EXCERPT
::::

I just received an email last week letting me know I'd finally be doing my BMQ then.

I am an NCM-SEP student in the Okanagan, entering as a Naval Weapons Tech, have no idea what happens after basic (I asked what courses, where, and when, and was told "You'll find out.  Welcome to the military."), and couldn't be more excited, and couldn't be less stoked on the waiting!

Has anyone else received word that they have been loaded on this course?


----------



## Booty22

Nope, I didnt think you'd get notified by an email.

Good luck And train steadily now until BMQ


----------



## Achillies47

Booty22 said:
			
		

> Nope, I didnt think you'd get notified by an email.
> 
> Good luck And train steadily now until BMQ



I was also notified to call the cfrc office by email for a job offer. However, I'll be there July 4th.


----------



## Booty22

Achillies47 said:
			
		

> I was also notified to call the cfrc office by email for a job offer. However, I'll be there July 4th.




Sweet, good luck.


----------



## ayo23

CDBoych said:
			
		

> Just joined this site (although I've been ghosting for months), and thought as my first post, I would start up a thread for those heading off to CFLRS for 9 July 2011.

::::

PROVIDED RECORDS
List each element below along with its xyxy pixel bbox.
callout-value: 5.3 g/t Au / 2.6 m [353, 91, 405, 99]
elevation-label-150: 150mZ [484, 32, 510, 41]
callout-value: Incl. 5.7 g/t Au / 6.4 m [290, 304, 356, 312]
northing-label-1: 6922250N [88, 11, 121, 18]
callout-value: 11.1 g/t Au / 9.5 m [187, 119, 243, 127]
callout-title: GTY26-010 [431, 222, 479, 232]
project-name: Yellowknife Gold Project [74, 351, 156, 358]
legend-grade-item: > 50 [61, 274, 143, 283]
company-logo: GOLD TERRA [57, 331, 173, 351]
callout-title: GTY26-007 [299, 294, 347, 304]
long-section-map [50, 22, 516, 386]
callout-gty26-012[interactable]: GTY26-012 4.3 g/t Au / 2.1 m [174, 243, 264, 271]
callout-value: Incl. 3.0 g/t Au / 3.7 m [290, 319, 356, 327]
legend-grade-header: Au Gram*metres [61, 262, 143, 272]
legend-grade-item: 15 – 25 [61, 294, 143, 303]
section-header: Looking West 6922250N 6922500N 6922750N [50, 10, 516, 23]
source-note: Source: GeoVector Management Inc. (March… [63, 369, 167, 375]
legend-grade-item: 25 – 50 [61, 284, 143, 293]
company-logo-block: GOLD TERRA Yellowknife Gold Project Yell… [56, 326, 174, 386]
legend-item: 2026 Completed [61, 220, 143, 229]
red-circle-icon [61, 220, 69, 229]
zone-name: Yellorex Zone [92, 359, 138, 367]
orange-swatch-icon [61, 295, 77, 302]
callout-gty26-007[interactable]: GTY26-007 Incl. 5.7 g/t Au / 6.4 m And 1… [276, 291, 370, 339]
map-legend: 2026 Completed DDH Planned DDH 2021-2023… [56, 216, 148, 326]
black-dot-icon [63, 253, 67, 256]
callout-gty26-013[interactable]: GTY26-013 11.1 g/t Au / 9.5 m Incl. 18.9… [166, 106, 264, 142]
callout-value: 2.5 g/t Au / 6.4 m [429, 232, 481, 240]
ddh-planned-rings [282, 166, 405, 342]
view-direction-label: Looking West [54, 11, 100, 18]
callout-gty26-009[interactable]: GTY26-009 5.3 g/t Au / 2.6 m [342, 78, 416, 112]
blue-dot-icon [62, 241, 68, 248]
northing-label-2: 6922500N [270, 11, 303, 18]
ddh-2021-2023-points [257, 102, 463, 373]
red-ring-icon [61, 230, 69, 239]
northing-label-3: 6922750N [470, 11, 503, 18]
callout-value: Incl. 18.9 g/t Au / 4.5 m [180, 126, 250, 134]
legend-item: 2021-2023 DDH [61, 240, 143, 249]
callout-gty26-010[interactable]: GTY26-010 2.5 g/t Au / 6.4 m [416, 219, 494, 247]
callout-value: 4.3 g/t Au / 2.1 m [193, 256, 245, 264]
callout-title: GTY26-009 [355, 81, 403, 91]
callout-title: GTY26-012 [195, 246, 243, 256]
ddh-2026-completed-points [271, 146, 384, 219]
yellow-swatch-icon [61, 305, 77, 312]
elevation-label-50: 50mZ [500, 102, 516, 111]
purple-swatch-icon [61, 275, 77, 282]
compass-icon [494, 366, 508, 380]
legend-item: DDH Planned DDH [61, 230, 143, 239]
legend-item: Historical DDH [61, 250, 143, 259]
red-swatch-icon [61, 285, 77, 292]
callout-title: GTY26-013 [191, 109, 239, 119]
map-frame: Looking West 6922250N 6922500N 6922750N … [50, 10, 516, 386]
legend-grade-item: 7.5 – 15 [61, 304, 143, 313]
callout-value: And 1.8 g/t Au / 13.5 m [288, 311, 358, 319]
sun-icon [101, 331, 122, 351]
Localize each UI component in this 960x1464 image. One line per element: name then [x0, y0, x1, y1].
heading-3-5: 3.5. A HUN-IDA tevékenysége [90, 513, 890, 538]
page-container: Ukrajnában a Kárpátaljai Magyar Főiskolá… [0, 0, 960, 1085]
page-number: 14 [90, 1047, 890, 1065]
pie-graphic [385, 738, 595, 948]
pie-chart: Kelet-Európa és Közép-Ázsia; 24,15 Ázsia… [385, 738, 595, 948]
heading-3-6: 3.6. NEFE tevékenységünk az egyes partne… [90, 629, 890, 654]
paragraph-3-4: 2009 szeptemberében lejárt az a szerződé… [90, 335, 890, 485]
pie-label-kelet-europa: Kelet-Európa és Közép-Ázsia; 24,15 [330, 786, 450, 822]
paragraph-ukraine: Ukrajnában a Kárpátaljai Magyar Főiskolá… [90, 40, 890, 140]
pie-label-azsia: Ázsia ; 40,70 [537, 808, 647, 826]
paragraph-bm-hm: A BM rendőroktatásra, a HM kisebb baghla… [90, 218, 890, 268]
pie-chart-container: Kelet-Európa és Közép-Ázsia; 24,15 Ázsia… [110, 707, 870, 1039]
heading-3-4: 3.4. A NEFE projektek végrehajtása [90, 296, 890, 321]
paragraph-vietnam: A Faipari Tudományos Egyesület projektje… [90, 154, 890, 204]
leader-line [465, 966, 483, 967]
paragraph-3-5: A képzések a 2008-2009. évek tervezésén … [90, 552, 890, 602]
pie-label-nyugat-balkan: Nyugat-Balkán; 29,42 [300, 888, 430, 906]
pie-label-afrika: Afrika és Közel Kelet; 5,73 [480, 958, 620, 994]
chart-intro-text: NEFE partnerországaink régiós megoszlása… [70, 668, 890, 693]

::::

ASSIGNMENT
Please answer from the BMQ forum thread: what trade is the first poster entering as?

REPLY
Naval Weapons Tech